--- DIRECTION ---
Count every line in the following entries where the word "title" appears. Give the count alone.
— START WORKING DATA —
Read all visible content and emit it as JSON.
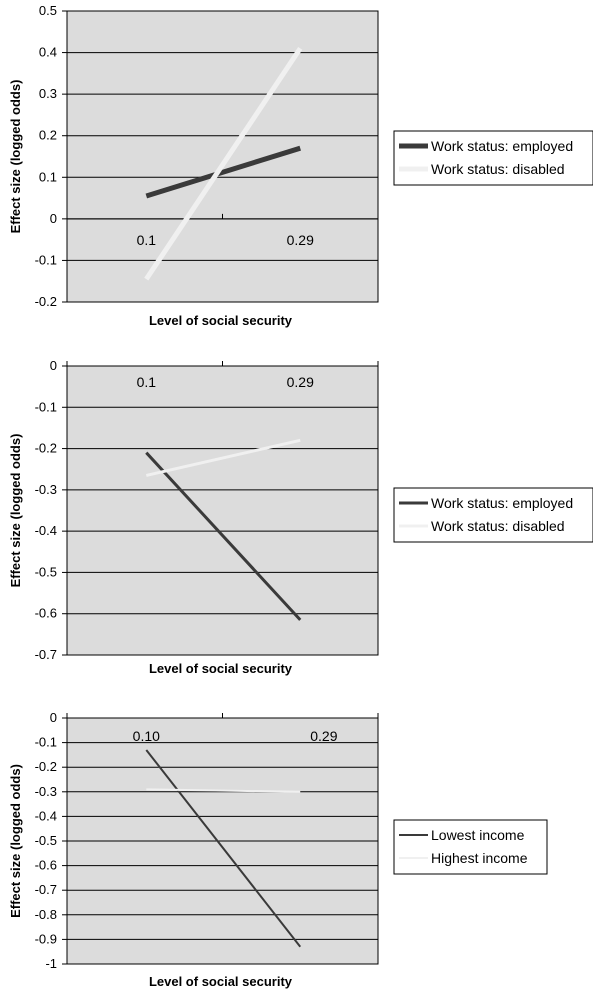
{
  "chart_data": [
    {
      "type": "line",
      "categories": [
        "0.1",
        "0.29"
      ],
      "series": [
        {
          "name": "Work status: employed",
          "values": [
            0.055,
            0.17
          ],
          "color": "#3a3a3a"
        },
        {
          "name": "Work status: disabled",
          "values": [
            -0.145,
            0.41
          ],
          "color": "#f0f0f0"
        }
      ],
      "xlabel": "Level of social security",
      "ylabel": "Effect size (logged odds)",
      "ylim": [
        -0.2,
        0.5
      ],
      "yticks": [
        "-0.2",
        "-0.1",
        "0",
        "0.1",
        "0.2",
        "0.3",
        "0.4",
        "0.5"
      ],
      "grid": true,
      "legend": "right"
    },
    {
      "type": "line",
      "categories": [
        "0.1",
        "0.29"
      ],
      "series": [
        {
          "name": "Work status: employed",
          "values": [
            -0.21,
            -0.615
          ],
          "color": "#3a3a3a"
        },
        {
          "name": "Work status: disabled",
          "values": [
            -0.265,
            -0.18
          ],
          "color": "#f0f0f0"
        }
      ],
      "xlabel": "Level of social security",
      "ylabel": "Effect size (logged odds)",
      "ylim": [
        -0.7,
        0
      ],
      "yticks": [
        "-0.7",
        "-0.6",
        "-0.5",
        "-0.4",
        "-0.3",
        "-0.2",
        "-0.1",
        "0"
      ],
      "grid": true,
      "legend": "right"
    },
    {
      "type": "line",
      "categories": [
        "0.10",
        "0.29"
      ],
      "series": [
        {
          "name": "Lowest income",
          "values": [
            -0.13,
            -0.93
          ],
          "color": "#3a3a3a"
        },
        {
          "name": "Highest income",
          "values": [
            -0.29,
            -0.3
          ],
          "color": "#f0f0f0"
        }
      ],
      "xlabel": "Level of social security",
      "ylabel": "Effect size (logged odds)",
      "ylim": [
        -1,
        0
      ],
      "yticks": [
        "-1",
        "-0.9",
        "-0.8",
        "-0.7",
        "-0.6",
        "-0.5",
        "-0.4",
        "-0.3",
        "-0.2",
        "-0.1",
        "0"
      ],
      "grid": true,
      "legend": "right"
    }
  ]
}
— END WORKING DATA —
— START WORKING DATA —
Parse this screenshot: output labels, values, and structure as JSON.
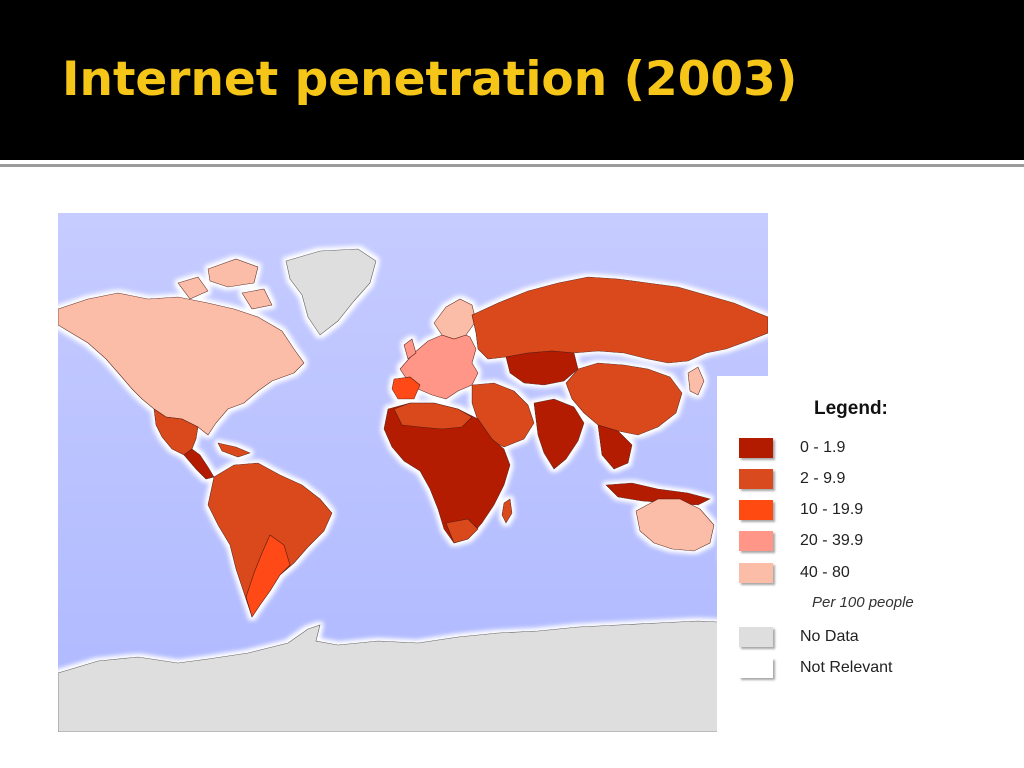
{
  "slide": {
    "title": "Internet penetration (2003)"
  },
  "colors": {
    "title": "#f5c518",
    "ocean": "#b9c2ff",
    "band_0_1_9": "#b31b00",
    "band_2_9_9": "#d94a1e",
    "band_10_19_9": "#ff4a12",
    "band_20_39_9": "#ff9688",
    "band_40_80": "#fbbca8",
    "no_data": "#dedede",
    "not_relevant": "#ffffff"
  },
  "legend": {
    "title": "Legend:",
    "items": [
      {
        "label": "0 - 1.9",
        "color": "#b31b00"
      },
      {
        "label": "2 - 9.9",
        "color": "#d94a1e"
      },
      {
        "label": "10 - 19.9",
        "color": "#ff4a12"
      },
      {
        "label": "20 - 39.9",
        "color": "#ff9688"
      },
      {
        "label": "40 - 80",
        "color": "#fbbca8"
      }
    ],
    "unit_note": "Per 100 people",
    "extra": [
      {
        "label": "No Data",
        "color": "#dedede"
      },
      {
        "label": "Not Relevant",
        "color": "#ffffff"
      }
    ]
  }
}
— END WORKING DATA —
--- ANSWER TO THE EXERCISE ---
3